What you will do: Collect every line of the records below that contains the word "Газоснабжение".

Data:

◇ ◇ ◇

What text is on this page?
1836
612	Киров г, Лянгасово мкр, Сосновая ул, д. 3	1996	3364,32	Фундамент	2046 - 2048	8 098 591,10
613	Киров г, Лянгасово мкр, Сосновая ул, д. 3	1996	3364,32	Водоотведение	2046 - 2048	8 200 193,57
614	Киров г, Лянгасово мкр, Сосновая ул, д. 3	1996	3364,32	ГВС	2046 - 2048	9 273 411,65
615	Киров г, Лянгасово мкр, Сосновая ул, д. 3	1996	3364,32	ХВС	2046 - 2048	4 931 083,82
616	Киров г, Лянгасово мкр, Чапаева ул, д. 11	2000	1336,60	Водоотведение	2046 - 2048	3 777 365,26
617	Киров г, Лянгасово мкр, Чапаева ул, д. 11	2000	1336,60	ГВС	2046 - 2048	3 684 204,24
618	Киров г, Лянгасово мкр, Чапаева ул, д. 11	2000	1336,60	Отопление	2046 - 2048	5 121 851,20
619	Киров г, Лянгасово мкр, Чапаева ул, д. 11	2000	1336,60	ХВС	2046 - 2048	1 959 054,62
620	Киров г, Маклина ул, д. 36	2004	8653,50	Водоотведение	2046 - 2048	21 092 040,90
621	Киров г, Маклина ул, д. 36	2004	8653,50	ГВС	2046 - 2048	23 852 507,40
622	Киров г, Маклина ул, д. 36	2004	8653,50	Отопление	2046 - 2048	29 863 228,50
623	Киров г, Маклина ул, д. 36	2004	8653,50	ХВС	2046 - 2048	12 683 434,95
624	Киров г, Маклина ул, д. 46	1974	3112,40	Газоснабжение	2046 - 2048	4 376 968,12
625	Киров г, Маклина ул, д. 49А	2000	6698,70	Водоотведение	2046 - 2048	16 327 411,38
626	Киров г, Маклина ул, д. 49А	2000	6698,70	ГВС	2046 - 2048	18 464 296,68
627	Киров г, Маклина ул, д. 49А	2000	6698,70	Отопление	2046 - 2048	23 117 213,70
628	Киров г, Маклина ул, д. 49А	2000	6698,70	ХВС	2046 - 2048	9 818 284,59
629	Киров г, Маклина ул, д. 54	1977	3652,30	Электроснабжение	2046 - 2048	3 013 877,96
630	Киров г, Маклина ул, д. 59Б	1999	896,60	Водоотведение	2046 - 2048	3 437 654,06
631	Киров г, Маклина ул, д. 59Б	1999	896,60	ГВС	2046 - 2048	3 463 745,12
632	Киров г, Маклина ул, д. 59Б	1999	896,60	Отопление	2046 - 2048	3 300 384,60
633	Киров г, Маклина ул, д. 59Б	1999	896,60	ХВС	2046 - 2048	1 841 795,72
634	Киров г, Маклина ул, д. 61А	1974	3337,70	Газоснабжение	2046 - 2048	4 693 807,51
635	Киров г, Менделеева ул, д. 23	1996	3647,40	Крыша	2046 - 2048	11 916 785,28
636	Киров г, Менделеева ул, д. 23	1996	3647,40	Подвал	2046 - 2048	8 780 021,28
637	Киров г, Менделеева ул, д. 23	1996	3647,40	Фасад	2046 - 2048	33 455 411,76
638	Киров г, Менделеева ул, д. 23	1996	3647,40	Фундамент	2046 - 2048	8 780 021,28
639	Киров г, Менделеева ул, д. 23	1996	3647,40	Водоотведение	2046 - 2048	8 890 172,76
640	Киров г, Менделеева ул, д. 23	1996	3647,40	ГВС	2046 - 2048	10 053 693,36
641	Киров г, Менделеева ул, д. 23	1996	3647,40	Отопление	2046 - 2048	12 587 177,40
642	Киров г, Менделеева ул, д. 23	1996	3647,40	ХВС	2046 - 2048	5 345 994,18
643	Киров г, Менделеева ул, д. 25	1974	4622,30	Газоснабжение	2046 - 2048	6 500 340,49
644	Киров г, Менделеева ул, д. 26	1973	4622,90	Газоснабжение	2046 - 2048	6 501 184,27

◇ ◇ ◇

Task answer:
624	Киров г, Маклина ул, д. 46	1974	3112,40	Газоснабжение	2046 - 2048	4 376 968,12
634	Киров г, Маклина ул, д. 61А	1974	3337,70	Газоснабжение	2046 - 2048	4 693 807,51
643	Киров г, Менделеева ул, д. 25	1974	4622,30	Газоснабжение	2046 - 2048	6 500 340,49
644	Киров г, Менделеева ул, д. 26	1973	4622,90	Газоснабжение	2046 - 2048	6 501 184,27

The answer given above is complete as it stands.